[Excerpt from a dataset]
═══

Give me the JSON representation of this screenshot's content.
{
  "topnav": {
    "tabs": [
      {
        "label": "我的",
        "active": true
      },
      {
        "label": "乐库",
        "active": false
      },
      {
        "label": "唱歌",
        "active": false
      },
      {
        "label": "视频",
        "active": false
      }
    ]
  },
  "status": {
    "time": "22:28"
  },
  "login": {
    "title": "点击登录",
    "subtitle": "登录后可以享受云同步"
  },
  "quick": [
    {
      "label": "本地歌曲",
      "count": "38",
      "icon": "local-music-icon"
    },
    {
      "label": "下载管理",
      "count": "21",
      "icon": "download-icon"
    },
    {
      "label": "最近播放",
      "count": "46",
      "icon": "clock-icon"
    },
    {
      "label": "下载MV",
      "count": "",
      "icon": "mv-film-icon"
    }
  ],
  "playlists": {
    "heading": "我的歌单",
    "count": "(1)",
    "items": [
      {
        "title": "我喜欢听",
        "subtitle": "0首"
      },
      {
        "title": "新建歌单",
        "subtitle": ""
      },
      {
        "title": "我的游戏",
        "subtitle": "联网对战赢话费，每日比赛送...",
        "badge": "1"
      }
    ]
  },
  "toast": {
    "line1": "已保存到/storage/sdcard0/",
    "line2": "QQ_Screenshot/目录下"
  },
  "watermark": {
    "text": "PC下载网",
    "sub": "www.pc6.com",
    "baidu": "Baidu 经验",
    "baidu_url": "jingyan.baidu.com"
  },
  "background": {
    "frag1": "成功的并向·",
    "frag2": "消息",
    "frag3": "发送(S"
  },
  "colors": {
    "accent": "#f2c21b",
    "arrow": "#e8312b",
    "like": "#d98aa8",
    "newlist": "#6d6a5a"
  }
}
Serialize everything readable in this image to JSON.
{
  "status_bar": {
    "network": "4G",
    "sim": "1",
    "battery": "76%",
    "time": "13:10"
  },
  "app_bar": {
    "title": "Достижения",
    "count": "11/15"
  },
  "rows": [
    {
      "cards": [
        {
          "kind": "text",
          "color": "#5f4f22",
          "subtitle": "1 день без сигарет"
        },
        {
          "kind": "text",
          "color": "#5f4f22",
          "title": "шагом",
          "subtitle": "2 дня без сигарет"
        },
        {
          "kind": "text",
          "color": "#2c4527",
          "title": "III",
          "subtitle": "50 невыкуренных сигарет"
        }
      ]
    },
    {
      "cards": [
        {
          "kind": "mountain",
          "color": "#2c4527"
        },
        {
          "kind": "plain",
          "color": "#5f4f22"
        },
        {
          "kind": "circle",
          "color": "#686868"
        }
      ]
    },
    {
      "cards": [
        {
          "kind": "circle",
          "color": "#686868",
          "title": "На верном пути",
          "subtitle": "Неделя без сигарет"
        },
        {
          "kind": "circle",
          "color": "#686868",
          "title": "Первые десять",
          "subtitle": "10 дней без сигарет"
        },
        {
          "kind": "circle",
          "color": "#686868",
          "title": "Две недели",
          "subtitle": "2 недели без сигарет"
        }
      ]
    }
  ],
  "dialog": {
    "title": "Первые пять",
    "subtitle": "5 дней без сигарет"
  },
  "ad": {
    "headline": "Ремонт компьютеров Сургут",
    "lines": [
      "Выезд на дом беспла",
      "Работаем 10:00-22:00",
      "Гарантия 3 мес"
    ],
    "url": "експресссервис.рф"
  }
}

═══

Type out all of the material again, word for word.

Give me the JSON representation of this screenshot's content.
{
  "topnav": {
    "tabs": [
      {
        "label": "我的",
        "active": true
      },
      {
        "label": "乐库",
        "active": false
      },
      {
        "label": "唱歌",
        "active": false
      },
      {
        "label": "视频",
        "active": false
      }
    ]
  },
  "status": {
    "time": "22:28"
  },
  "login": {
    "title": "点击登录",
    "subtitle": "登录后可以享受云同步"
  },
  "quick": [
    {
      "label": "本地歌曲",
      "count": "38",
      "icon": "local-music-icon"
    },
    {
      "label": "下载管理",
      "count": "21",
      "icon": "download-icon"
    },
    {
      "label": "最近播放",
      "count": "46",
      "icon": "clock-icon"
    },
    {
      "label": "下载MV",
      "count": "",
      "icon": "mv-film-icon"
    }
  ],
  "playlists": {
    "heading": "我的歌单",
    "count": "(1)",
    "items": [
      {
        "title": "我喜欢听",
        "subtitle": "0首"
      },
      {
        "title": "新建歌单",
        "subtitle": ""
      },
      {
        "title": "我的游戏",
        "subtitle": "联网对战赢话费，每日比赛送...",
        "badge": "1"
      }
    ]
  },
  "toast": {
    "line1": "已保存到/storage/sdcard0/",
    "line2": "QQ_Screenshot/目录下"
  },
  "watermark": {
    "text": "PC下载网",
    "sub": "www.pc6.com",
    "baidu": "Baidu 经验",
    "baidu_url": "jingyan.baidu.com"
  },
  "background": {
    "frag1": "成功的并向·",
    "frag2": "消息",
    "frag3": "发送(S"
  },
  "colors": {
    "accent": "#f2c21b",
    "arrow": "#e8312b",
    "like": "#d98aa8",
    "newlist": "#6d6a5a"
  }
}
Serialize everything readable in this image to JSON.
{
  "status_bar": {
    "network": "4G",
    "sim": "1",
    "battery": "76%",
    "time": "13:10"
  },
  "app_bar": {
    "title": "Достижения",
    "count": "11/15"
  },
  "rows": [
    {
      "cards": [
        {
          "kind": "text",
          "color": "#5f4f22",
          "subtitle": "1 день без сигарет"
        },
        {
          "kind": "text",
          "color": "#5f4f22",
          "title": "шагом",
          "subtitle": "2 дня без сигарет"
        },
        {
          "kind": "text",
          "color": "#2c4527",
          "title": "III",
          "subtitle": "50 невыкуренных сигарет"
        }
      ]
    },
    {
      "cards": [
        {
          "kind": "mountain",
          "color": "#2c4527"
        },
        {
          "kind": "plain",
          "color": "#5f4f22"
        },
        {
          "kind": "circle",
          "color": "#686868"
        }
      ]
    },
    {
      "cards": [
        {
          "kind": "circle",
          "color": "#686868",
          "title": "На верном пути",
          "subtitle": "Неделя без сигарет"
        },
        {
          "kind": "circle",
          "color": "#686868",
          "title": "Первые десять",
          "subtitle": "10 дней без сигарет"
        },
        {
          "kind": "circle",
          "color": "#686868",
          "title": "Две недели",
          "subtitle": "2 недели без сигарет"
        }
      ]
    }
  ],
  "dialog": {
    "title": "Первые пять",
    "subtitle": "5 дней без сигарет"
  },
  "ad": {
    "headline": "Ремонт компьютеров Сургут",
    "lines": [
      "Выезд на дом беспла",
      "Работаем 10:00-22:00",
      "Гарантия 3 мес"
    ],
    "url": "експресссервис.рф"
  }
}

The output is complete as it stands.